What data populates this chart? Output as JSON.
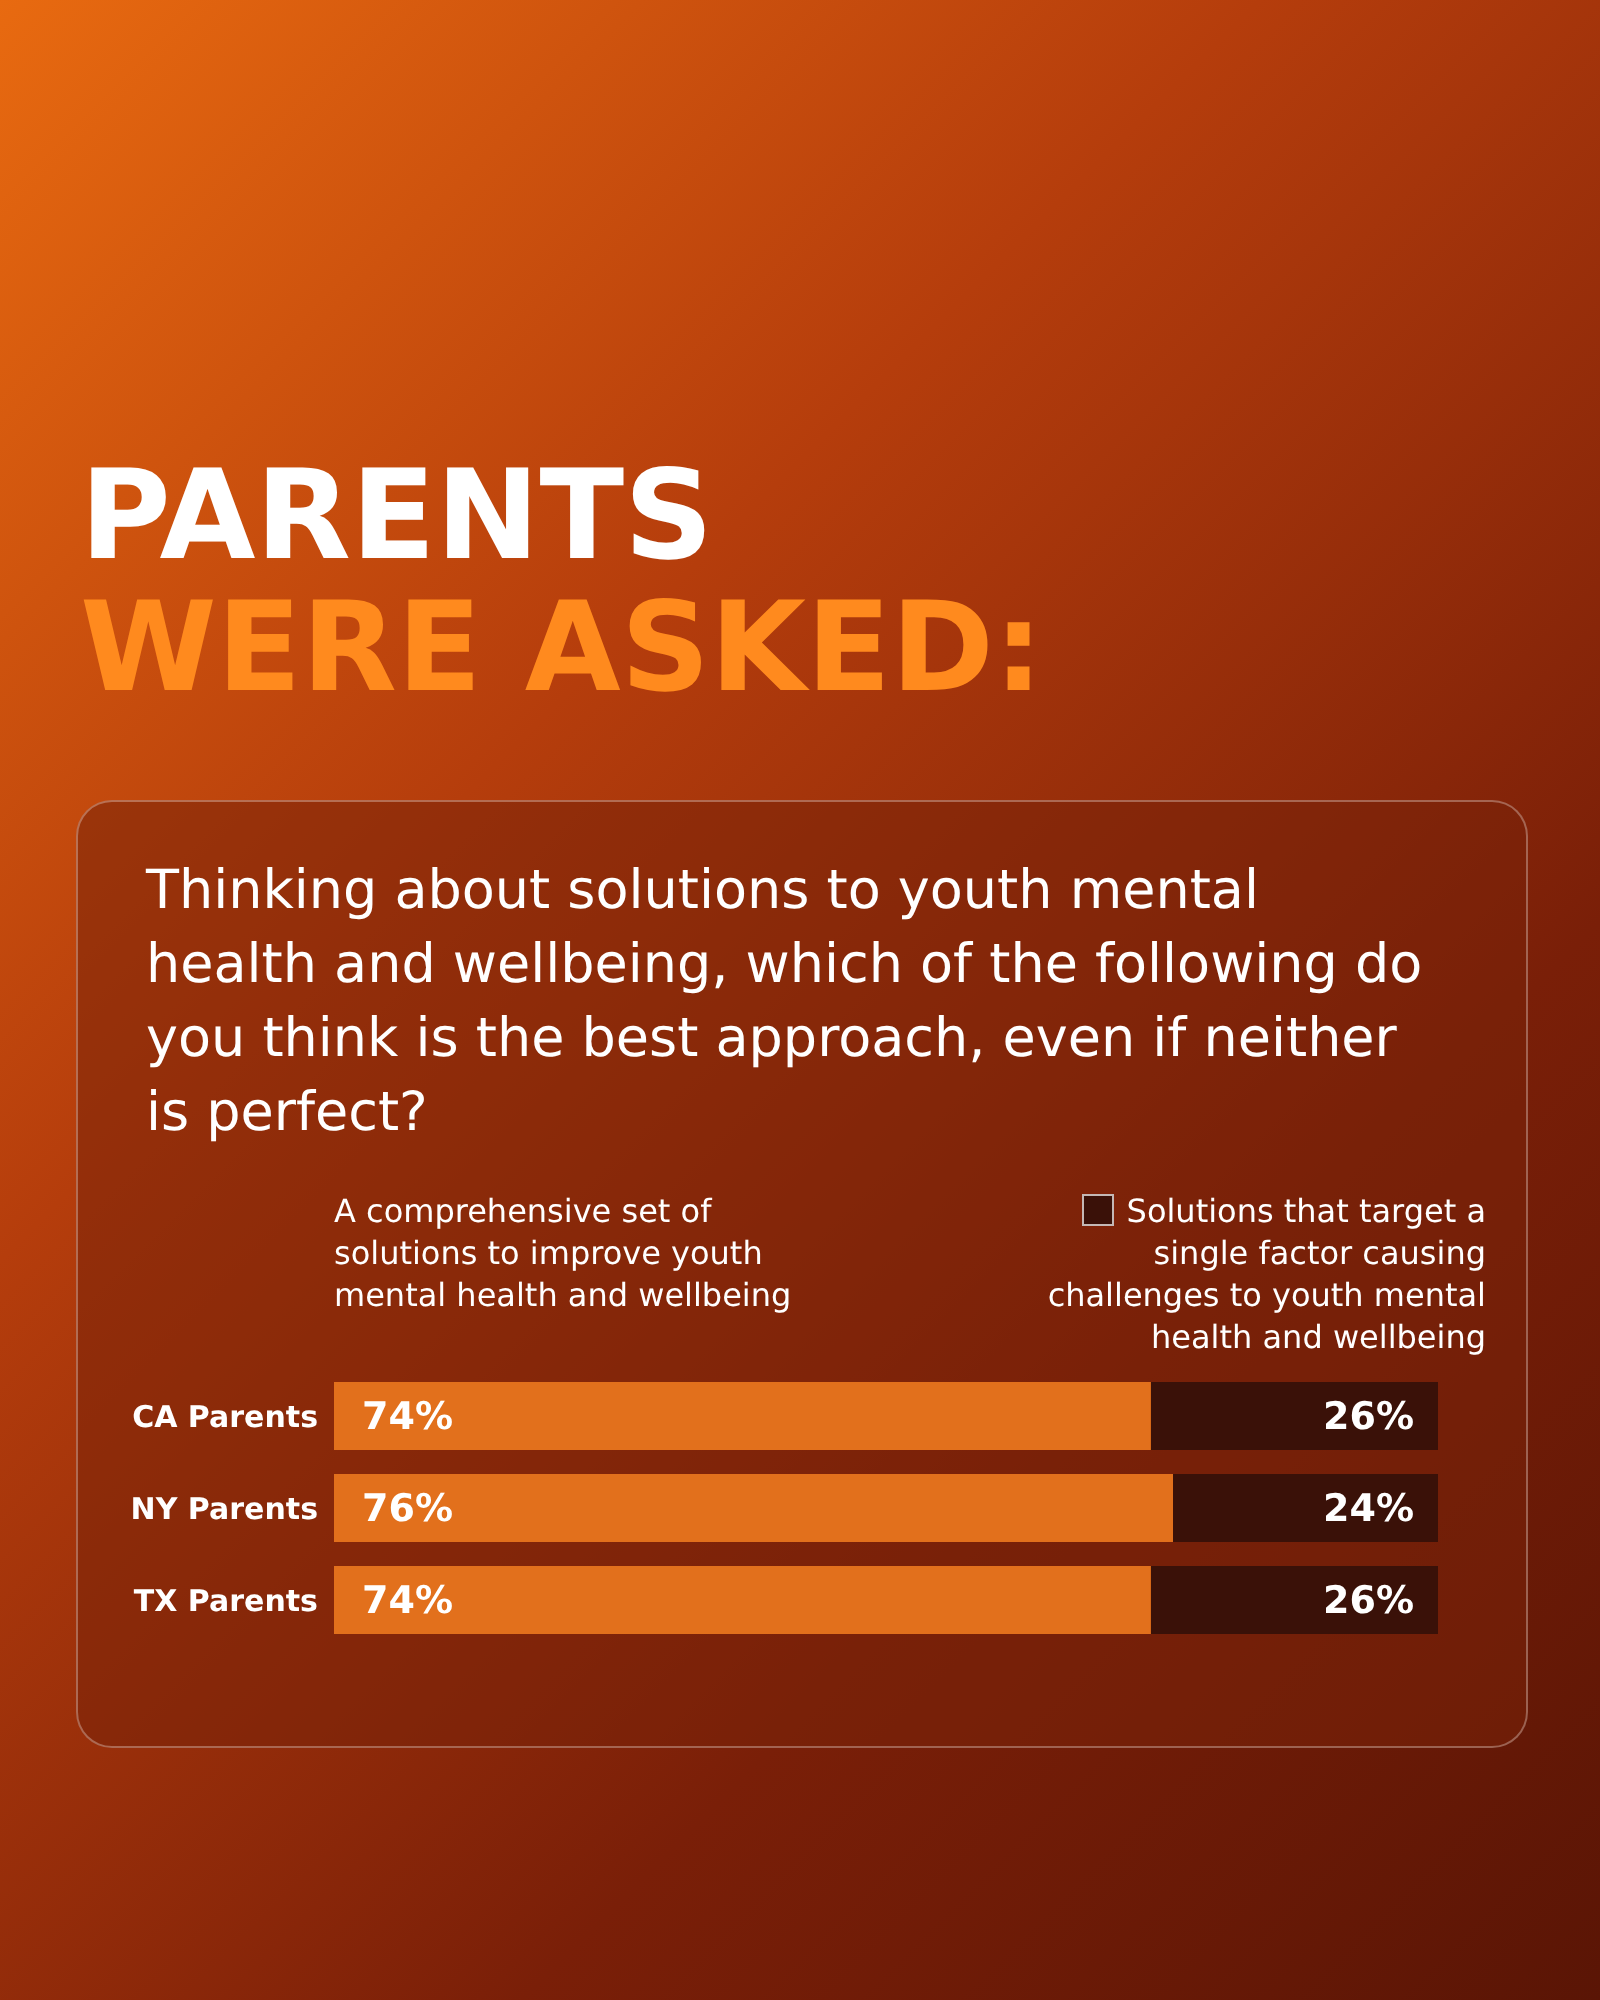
{
  "chart_data": {
    "type": "bar",
    "orientation": "horizontal",
    "stacked": true,
    "title": "PARENTS",
    "subtitle": "WERE ASKED:",
    "annotations": [
      "Thinking about solutions to youth mental health and wellbeing, which of the following do you think is the best approach, even if neither is perfect?"
    ],
    "categories": [
      "CA Parents",
      "NY Parents",
      "TX Parents"
    ],
    "series": [
      {
        "name": "A comprehensive set of solutions to improve youth mental health and wellbeing",
        "color": "#e2701c",
        "values": [
          74,
          76,
          74
        ],
        "value_labels": [
          "74%",
          "76%",
          "74%"
        ]
      },
      {
        "name": "Solutions that target a single factor causing challenges to youth mental health and wellbeing",
        "color": "#3a1108",
        "values": [
          26,
          24,
          26
        ],
        "value_labels": [
          "26%",
          "24%",
          "26%"
        ]
      }
    ],
    "legend": "top",
    "grid": false
  }
}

- - - -

* **WRITTEN EXERCISE**
Copy out all the records exactly, excluding pictures.

* **CORRECT RESPONSE**
What data populates this chart? Output as JSON.
{
  "chart_data": {
    "type": "bar",
    "orientation": "horizontal",
    "stacked": true,
    "title": "PARENTS",
    "subtitle": "WERE ASKED:",
    "annotations": [
      "Thinking about solutions to youth mental health and wellbeing, which of the following do you think is the best approach, even if neither is perfect?"
    ],
    "categories": [
      "CA Parents",
      "NY Parents",
      "TX Parents"
    ],
    "series": [
      {
        "name": "A comprehensive set of solutions to improve youth mental health and wellbeing",
        "color": "#e2701c",
        "values": [
          74,
          76,
          74
        ],
        "value_labels": [
          "74%",
          "76%",
          "74%"
        ]
      },
      {
        "name": "Solutions that target a single factor causing challenges to youth mental health and wellbeing",
        "color": "#3a1108",
        "values": [
          26,
          24,
          26
        ],
        "value_labels": [
          "26%",
          "24%",
          "26%"
        ]
      }
    ],
    "legend": "top",
    "grid": false
  }
}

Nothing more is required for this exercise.